◆ DATA TO USE:
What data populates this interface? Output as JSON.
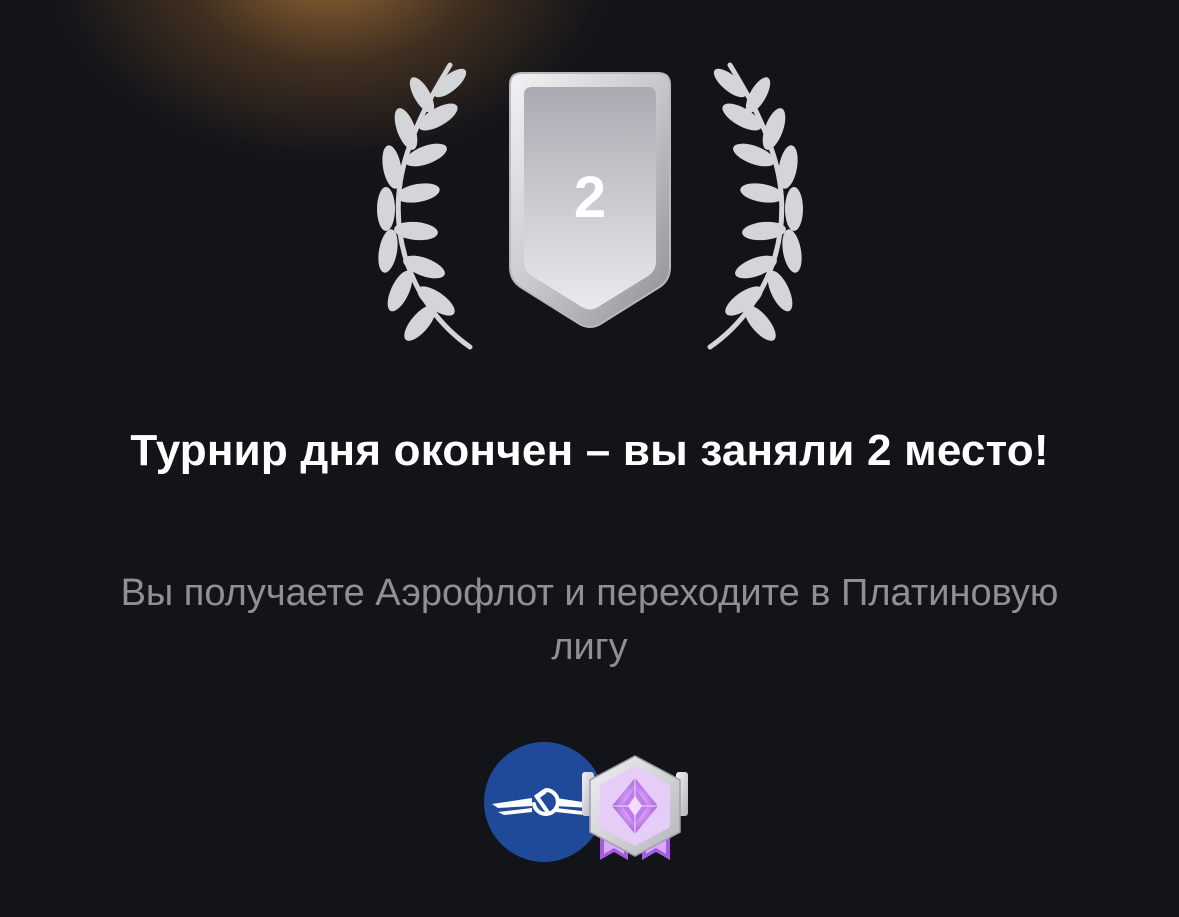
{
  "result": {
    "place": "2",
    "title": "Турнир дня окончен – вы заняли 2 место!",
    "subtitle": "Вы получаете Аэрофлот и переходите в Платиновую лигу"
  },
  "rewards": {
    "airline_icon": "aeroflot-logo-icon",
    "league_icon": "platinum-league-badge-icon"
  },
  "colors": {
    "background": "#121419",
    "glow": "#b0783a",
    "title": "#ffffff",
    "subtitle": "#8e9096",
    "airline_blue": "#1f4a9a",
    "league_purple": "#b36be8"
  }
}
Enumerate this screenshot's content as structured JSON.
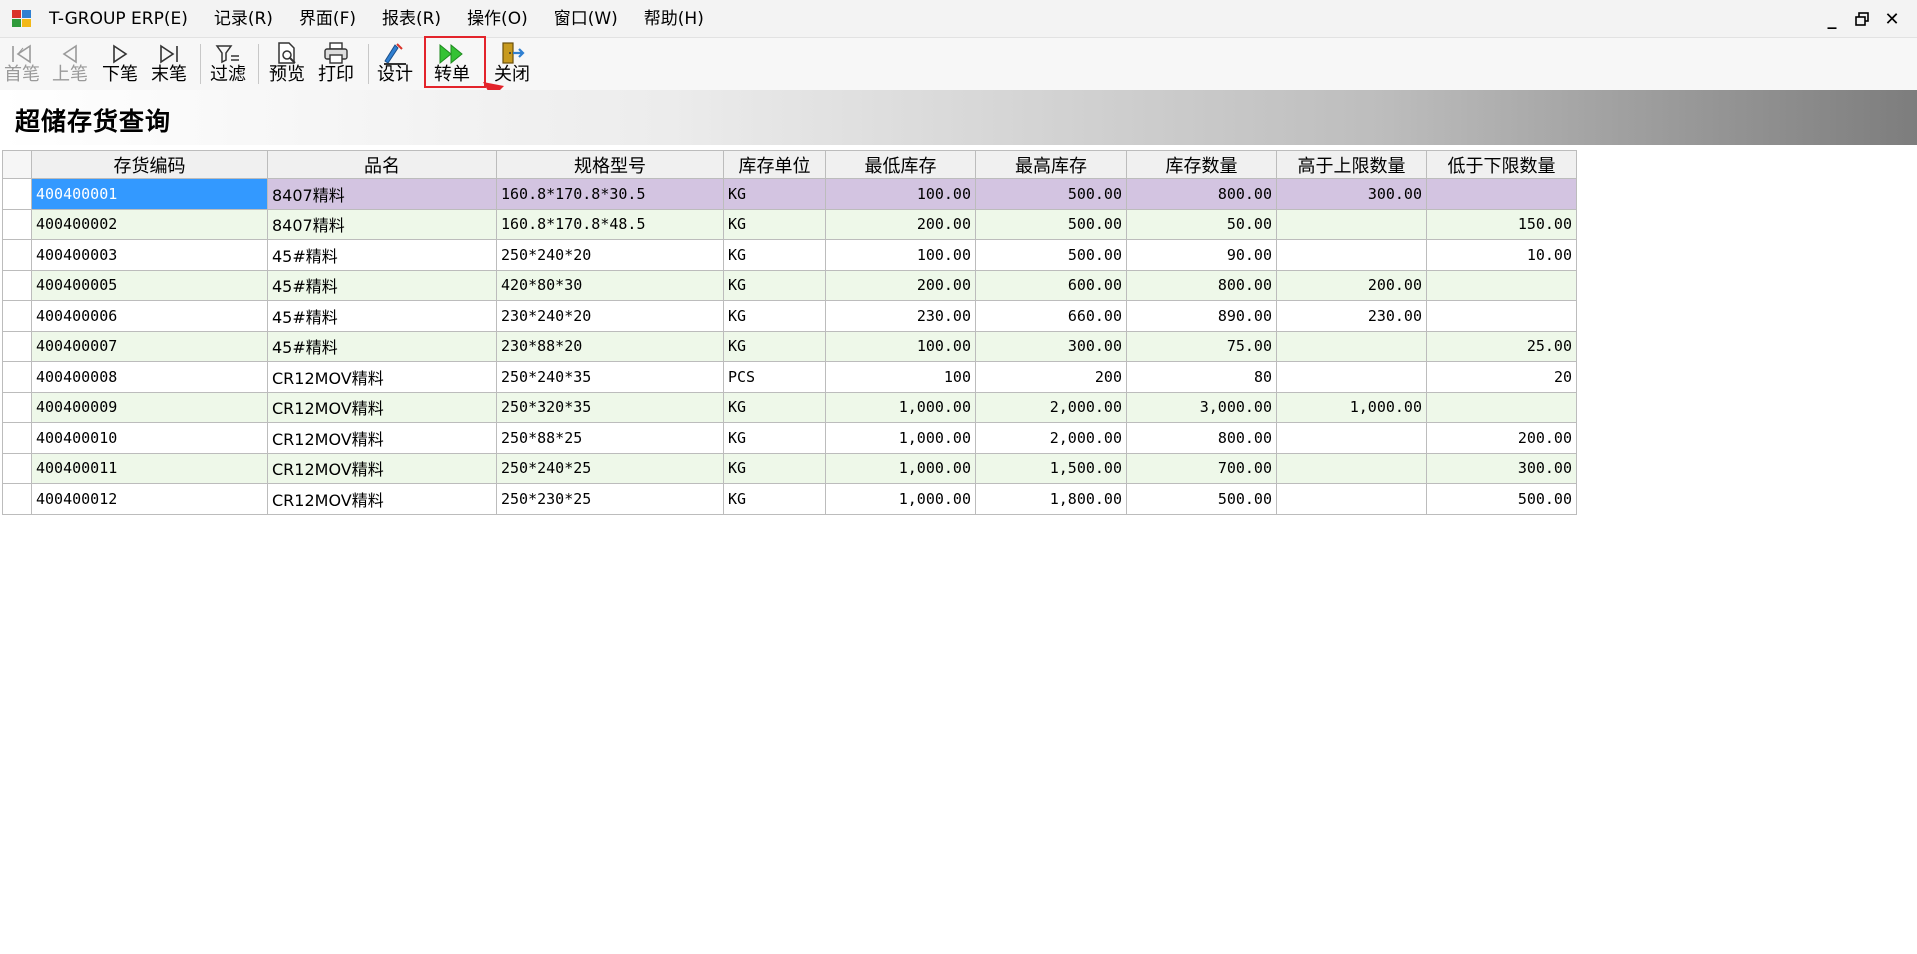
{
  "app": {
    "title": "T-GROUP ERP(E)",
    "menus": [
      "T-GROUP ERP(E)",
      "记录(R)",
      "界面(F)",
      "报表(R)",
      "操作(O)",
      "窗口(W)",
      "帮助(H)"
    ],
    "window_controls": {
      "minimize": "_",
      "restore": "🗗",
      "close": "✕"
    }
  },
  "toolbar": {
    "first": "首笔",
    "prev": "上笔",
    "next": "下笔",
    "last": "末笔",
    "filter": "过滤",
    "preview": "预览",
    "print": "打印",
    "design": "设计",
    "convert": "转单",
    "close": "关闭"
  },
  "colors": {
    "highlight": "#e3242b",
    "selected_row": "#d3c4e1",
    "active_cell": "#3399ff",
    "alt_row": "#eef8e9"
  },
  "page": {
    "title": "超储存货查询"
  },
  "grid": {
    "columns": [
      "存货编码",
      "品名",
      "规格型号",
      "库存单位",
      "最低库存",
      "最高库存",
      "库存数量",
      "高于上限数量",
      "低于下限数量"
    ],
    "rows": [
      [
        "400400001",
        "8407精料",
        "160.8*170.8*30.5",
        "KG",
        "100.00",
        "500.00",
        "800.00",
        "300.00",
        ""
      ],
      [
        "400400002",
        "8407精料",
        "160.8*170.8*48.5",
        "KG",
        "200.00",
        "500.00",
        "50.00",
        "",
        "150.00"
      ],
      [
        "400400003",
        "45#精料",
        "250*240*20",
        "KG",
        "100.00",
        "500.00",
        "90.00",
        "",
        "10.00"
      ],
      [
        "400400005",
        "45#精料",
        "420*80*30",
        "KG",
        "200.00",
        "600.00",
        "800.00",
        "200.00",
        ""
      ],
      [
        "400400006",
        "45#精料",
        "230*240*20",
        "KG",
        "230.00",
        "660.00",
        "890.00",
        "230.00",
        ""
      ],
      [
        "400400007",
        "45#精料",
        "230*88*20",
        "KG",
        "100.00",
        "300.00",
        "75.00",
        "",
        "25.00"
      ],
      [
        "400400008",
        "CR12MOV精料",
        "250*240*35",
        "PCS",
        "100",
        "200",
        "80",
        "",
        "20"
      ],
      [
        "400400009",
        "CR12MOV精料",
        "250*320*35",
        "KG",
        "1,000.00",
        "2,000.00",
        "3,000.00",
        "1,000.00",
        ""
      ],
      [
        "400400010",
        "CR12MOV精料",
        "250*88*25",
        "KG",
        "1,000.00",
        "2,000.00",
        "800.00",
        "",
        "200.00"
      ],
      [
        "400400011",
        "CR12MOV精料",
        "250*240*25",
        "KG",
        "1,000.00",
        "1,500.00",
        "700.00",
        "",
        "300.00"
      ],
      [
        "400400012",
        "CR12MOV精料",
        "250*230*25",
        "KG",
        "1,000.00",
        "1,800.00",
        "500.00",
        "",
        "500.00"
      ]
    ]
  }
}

◆ EXERCISE OBJECTIVE: Copy every line above in which the string "this" shows up.

◆ TASK OUTPUT:
What data populates this interface? Output as JSON.
Enumerate this screenshot's content as structured JSON.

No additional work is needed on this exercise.